Work to complete: Provide an exact copy of the data, excluding the images.

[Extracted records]
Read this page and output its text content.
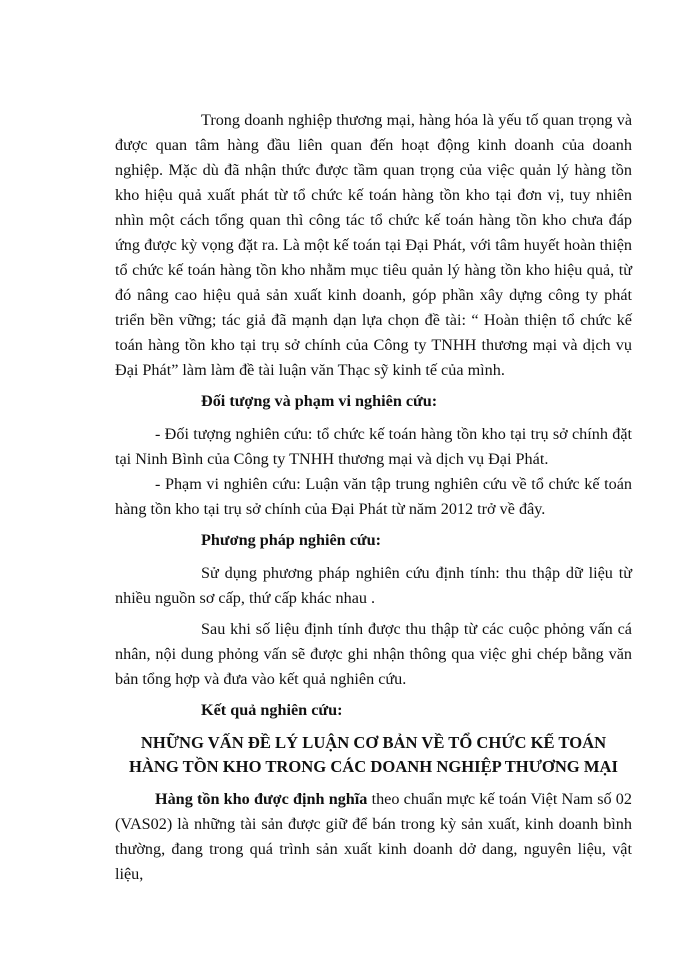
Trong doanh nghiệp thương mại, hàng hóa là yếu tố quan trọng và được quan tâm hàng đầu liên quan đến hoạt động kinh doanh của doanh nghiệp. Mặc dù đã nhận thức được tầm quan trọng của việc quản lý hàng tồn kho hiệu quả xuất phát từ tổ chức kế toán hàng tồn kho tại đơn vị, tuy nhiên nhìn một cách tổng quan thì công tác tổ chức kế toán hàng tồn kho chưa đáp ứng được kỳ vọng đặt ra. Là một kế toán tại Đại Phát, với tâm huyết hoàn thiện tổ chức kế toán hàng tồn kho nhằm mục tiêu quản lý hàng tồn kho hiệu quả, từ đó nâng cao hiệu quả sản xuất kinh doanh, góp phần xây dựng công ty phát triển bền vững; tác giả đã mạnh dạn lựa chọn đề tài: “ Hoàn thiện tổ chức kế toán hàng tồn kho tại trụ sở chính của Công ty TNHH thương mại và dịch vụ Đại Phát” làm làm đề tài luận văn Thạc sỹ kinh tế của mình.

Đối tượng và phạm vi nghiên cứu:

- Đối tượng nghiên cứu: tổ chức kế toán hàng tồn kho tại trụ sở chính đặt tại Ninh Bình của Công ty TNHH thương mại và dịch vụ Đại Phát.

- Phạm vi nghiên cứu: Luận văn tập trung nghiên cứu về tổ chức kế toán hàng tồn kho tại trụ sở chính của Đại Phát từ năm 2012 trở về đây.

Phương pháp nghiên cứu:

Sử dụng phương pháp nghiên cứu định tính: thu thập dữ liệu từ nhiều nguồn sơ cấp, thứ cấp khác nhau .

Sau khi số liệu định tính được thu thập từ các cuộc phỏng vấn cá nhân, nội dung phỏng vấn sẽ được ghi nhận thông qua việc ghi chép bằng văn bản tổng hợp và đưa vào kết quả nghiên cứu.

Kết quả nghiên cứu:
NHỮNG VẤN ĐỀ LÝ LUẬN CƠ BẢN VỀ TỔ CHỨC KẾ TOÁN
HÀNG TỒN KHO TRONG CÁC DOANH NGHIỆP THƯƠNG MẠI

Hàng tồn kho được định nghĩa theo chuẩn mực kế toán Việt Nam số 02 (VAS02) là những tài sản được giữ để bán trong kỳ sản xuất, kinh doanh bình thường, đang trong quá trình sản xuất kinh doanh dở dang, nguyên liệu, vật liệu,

Result of the task:
Read this page and output its text content.
Trong doanh nghiệp thương mại, hàng hóa là yếu tố quan trọng và được quan tâm hàng đầu liên quan đến hoạt động kinh doanh của doanh nghiệp. Mặc dù đã nhận thức được tầm quan trọng của việc quản lý hàng tồn kho hiệu quả xuất phát từ tổ chức kế toán hàng tồn kho tại đơn vị, tuy nhiên nhìn một cách tổng quan thì công tác tổ chức kế toán hàng tồn kho chưa đáp ứng được kỳ vọng đặt ra. Là một kế toán tại Đại Phát, với tâm huyết hoàn thiện tổ chức kế toán hàng tồn kho nhằm mục tiêu quản lý hàng tồn kho hiệu quả, từ đó nâng cao hiệu quả sản xuất kinh doanh, góp phần xây dựng công ty phát triển bền vững; tác giả đã mạnh dạn lựa chọn đề tài: “ Hoàn thiện tổ chức kế toán hàng tồn kho tại trụ sở chính của Công ty TNHH thương mại và dịch vụ Đại Phát” làm làm đề tài luận văn Thạc sỹ kinh tế của mình.

Đối tượng và phạm vi nghiên cứu:

- Đối tượng nghiên cứu: tổ chức kế toán hàng tồn kho tại trụ sở chính đặt tại Ninh Bình của Công ty TNHH thương mại và dịch vụ Đại Phát.

- Phạm vi nghiên cứu: Luận văn tập trung nghiên cứu về tổ chức kế toán hàng tồn kho tại trụ sở chính của Đại Phát từ năm 2012 trở về đây.

Phương pháp nghiên cứu:

Sử dụng phương pháp nghiên cứu định tính: thu thập dữ liệu từ nhiều nguồn sơ cấp, thứ cấp khác nhau .

Sau khi số liệu định tính được thu thập từ các cuộc phỏng vấn cá nhân, nội dung phỏng vấn sẽ được ghi nhận thông qua việc ghi chép bằng văn bản tổng hợp và đưa vào kết quả nghiên cứu.

Kết quả nghiên cứu:
NHỮNG VẤN ĐỀ LÝ LUẬN CƠ BẢN VỀ TỔ CHỨC KẾ TOÁN
HÀNG TỒN KHO TRONG CÁC DOANH NGHIỆP THƯƠNG MẠI

Hàng tồn kho được định nghĩa theo chuẩn mực kế toán Việt Nam số 02 (VAS02) là những tài sản được giữ để bán trong kỳ sản xuất, kinh doanh bình thường, đang trong quá trình sản xuất kinh doanh dở dang, nguyên liệu, vật liệu,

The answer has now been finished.